-- Problem to solve --
Extract each line of the data below exactly as written.

-- Stored items from a collection --
------------------------------

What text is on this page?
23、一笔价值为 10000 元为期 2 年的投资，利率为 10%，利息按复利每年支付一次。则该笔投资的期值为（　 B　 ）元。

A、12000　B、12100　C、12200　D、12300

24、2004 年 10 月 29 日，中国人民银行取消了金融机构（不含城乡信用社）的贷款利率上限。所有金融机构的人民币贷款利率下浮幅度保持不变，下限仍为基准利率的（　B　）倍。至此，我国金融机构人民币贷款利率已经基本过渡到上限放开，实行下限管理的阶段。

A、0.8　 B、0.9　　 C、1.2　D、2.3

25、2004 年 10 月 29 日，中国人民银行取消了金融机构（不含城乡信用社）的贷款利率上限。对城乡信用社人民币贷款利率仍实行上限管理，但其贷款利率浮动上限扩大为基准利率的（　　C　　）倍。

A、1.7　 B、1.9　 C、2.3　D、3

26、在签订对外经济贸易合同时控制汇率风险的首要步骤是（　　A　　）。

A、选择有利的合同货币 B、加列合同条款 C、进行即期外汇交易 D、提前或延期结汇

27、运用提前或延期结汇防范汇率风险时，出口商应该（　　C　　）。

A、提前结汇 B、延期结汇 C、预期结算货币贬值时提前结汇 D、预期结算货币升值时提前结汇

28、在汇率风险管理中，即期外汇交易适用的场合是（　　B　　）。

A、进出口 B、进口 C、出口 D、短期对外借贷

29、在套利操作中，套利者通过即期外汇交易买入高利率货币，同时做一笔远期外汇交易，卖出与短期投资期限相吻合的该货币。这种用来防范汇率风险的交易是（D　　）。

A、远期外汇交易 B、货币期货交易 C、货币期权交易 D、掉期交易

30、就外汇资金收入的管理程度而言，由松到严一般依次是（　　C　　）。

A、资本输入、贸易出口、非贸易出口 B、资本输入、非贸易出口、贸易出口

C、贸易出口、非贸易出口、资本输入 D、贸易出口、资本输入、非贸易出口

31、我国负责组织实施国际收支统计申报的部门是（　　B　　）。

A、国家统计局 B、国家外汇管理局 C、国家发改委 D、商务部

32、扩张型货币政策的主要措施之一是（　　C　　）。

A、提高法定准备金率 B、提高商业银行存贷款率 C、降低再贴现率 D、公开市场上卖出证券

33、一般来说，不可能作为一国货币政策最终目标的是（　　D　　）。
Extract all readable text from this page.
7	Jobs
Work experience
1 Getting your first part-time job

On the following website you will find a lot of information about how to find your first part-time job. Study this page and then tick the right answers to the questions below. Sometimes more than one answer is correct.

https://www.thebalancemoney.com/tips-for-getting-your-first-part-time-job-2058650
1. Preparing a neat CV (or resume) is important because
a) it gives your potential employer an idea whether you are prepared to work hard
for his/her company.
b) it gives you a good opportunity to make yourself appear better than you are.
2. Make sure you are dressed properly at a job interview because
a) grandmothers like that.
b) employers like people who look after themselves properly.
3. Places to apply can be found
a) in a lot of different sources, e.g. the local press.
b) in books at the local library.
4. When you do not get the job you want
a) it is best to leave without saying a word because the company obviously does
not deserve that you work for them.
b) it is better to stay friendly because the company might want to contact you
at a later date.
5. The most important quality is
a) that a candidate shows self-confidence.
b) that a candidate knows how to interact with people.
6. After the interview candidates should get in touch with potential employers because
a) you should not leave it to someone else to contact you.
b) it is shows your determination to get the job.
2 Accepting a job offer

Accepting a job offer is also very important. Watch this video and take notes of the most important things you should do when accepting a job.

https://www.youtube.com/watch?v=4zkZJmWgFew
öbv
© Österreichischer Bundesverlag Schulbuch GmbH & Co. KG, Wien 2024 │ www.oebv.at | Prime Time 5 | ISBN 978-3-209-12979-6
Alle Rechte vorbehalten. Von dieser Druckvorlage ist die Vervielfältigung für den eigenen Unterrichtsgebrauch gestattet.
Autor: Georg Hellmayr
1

------------------------------

-- Result --
What text is on this page?
23、一笔价值为 10000 元为期 2 年的投资，利率为 10%，利息按复利每年支付一次。则该笔投资的期值为（　 B　 ）元。

A、12000　B、12100　C、12200　D、12300

24、2004 年 10 月 29 日，中国人民银行取消了金融机构（不含城乡信用社）的贷款利率上限。所有金融机构的人民币贷款利率下浮幅度保持不变，下限仍为基准利率的（　B　）倍。至此，我国金融机构人民币贷款利率已经基本过渡到上限放开，实行下限管理的阶段。

A、0.8　 B、0.9　　 C、1.2　D、2.3

25、2004 年 10 月 29 日，中国人民银行取消了金融机构（不含城乡信用社）的贷款利率上限。对城乡信用社人民币贷款利率仍实行上限管理，但其贷款利率浮动上限扩大为基准利率的（　　C　　）倍。

A、1.7　 B、1.9　 C、2.3　D、3

26、在签订对外经济贸易合同时控制汇率风险的首要步骤是（　　A　　）。

A、选择有利的合同货币 B、加列合同条款 C、进行即期外汇交易 D、提前或延期结汇

27、运用提前或延期结汇防范汇率风险时，出口商应该（　　C　　）。

A、提前结汇 B、延期结汇 C、预期结算货币贬值时提前结汇 D、预期结算货币升值时提前结汇

28、在汇率风险管理中，即期外汇交易适用的场合是（　　B　　）。

A、进出口 B、进口 C、出口 D、短期对外借贷

29、在套利操作中，套利者通过即期外汇交易买入高利率货币，同时做一笔远期外汇交易，卖出与短期投资期限相吻合的该货币。这种用来防范汇率风险的交易是（D　　）。

A、远期外汇交易 B、货币期货交易 C、货币期权交易 D、掉期交易

30、就外汇资金收入的管理程度而言，由松到严一般依次是（　　C　　）。

A、资本输入、贸易出口、非贸易出口 B、资本输入、非贸易出口、贸易出口

C、贸易出口、非贸易出口、资本输入 D、贸易出口、资本输入、非贸易出口

31、我国负责组织实施国际收支统计申报的部门是（　　B　　）。

A、国家统计局 B、国家外汇管理局 C、国家发改委 D、商务部

32、扩张型货币政策的主要措施之一是（　　C　　）。

A、提高法定准备金率 B、提高商业银行存贷款率 C、降低再贴现率 D、公开市场上卖出证券

33、一般来说，不可能作为一国货币政策最终目标的是（　　D　　）。
Extract all readable text from this page.
7	Jobs
Work experience
1 Getting your first part-time job

On the following website you will find a lot of information about how to find your first part-time job. Study this page and then tick the right answers to the questions below. Sometimes more than one answer is correct.

https://www.thebalancemoney.com/tips-for-getting-your-first-part-time-job-2058650
1. Preparing a neat CV (or resume) is important because
a) it gives your potential employer an idea whether you are prepared to work hard
for his/her company.
b) it gives you a good opportunity to make yourself appear better than you are.
2. Make sure you are dressed properly at a job interview because
a) grandmothers like that.
b) employers like people who look after themselves properly.
3. Places to apply can be found
a) in a lot of different sources, e.g. the local press.
b) in books at the local library.
4. When you do not get the job you want
a) it is best to leave without saying a word because the company obviously does
not deserve that you work for them.
b) it is better to stay friendly because the company might want to contact you
at a later date.
5. The most important quality is
a) that a candidate shows self-confidence.
b) that a candidate knows how to interact with people.
6. After the interview candidates should get in touch with potential employers because
a) you should not leave it to someone else to contact you.
b) it is shows your determination to get the job.
2 Accepting a job offer

Accepting a job offer is also very important. Watch this video and take notes of the most important things you should do when accepting a job.

https://www.youtube.com/watch?v=4zkZJmWgFew
öbv
© Österreichischer Bundesverlag Schulbuch GmbH & Co. KG, Wien 2024 │ www.oebv.at | Prime Time 5 | ISBN 978-3-209-12979-6
Alle Rechte vorbehalten. Von dieser Druckvorlage ist die Vervielfältigung für den eigenen Unterrichtsgebrauch gestattet.
Autor: Georg Hellmayr
1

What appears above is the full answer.